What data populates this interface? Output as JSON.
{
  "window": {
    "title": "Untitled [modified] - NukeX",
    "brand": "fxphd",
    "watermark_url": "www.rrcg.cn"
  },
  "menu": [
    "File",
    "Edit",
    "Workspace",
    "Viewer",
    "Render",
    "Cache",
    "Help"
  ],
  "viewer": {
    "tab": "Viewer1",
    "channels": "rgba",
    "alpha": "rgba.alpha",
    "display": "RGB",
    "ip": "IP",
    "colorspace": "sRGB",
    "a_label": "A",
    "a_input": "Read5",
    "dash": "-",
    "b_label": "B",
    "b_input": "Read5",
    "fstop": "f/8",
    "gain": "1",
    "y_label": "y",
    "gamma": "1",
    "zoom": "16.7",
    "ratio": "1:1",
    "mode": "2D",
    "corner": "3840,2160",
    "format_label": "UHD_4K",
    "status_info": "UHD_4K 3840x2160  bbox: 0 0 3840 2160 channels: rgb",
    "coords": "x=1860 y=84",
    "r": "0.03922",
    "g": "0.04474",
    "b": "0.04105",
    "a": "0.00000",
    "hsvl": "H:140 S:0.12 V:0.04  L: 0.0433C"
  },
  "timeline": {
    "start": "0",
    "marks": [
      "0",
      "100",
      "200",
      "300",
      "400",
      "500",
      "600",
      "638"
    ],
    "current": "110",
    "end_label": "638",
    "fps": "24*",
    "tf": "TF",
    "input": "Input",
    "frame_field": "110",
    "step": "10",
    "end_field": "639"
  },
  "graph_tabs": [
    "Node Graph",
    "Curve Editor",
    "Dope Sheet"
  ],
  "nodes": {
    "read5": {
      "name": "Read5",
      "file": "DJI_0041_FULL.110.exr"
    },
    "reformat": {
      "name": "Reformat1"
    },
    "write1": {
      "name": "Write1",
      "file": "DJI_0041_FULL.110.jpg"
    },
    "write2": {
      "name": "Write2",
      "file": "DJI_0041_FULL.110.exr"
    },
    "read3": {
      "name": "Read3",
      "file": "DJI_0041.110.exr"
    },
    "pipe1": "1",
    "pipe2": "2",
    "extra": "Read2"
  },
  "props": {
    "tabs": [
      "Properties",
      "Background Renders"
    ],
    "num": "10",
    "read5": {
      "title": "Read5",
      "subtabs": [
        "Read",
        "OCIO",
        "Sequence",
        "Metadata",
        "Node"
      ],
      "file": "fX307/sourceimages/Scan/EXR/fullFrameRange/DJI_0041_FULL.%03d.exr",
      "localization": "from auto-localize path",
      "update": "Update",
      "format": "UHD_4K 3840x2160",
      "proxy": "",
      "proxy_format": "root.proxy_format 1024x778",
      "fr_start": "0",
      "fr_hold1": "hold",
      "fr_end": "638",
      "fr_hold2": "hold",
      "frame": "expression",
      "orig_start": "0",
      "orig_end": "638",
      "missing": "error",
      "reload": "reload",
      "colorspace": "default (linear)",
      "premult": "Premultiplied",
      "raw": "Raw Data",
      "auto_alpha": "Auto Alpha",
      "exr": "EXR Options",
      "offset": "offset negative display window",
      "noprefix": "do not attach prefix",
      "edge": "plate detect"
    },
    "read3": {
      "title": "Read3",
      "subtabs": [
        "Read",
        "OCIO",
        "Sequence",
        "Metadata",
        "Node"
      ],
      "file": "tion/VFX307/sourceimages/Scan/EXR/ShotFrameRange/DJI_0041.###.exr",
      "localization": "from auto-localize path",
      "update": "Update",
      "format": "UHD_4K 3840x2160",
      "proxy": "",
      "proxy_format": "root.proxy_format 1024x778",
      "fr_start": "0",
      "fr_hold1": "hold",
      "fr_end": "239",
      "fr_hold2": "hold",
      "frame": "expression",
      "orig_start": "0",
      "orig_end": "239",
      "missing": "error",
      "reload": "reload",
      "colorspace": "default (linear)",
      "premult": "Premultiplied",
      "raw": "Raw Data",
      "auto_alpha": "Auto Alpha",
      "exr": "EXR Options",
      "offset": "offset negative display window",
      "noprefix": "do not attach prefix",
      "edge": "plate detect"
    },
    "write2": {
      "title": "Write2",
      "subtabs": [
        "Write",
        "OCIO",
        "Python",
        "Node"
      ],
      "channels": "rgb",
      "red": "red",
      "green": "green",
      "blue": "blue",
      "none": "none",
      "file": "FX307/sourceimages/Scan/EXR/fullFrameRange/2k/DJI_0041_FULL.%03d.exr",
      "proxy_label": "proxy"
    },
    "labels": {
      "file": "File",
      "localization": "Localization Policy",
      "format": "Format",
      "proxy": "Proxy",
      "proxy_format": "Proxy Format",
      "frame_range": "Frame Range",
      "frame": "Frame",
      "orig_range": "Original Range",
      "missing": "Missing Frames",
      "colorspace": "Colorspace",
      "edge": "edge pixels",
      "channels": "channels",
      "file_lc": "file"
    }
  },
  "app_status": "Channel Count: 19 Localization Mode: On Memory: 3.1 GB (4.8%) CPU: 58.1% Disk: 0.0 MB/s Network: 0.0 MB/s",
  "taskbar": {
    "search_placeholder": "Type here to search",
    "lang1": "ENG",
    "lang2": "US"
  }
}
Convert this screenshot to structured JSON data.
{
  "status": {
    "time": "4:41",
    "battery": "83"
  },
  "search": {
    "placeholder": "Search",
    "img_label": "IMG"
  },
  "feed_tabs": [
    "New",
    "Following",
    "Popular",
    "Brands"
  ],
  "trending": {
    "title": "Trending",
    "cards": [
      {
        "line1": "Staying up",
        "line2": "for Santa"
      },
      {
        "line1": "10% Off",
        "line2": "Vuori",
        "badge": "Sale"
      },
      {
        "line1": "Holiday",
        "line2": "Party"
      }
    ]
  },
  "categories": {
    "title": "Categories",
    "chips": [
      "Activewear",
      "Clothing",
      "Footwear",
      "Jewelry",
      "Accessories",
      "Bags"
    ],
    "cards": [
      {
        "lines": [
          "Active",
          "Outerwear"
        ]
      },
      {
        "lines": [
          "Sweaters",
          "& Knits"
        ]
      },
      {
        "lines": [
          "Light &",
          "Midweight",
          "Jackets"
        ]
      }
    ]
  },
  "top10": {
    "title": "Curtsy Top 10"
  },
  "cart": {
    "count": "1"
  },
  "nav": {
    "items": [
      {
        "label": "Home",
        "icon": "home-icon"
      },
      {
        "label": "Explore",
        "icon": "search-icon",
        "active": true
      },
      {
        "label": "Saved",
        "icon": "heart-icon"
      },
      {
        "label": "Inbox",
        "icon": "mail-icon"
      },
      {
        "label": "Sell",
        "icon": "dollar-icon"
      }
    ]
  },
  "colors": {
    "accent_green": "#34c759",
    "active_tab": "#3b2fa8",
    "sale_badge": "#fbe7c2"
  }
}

### Prompt
The string "title" may appear in lines of the listing above; tally those lines and give the number only.

### Result of this task
7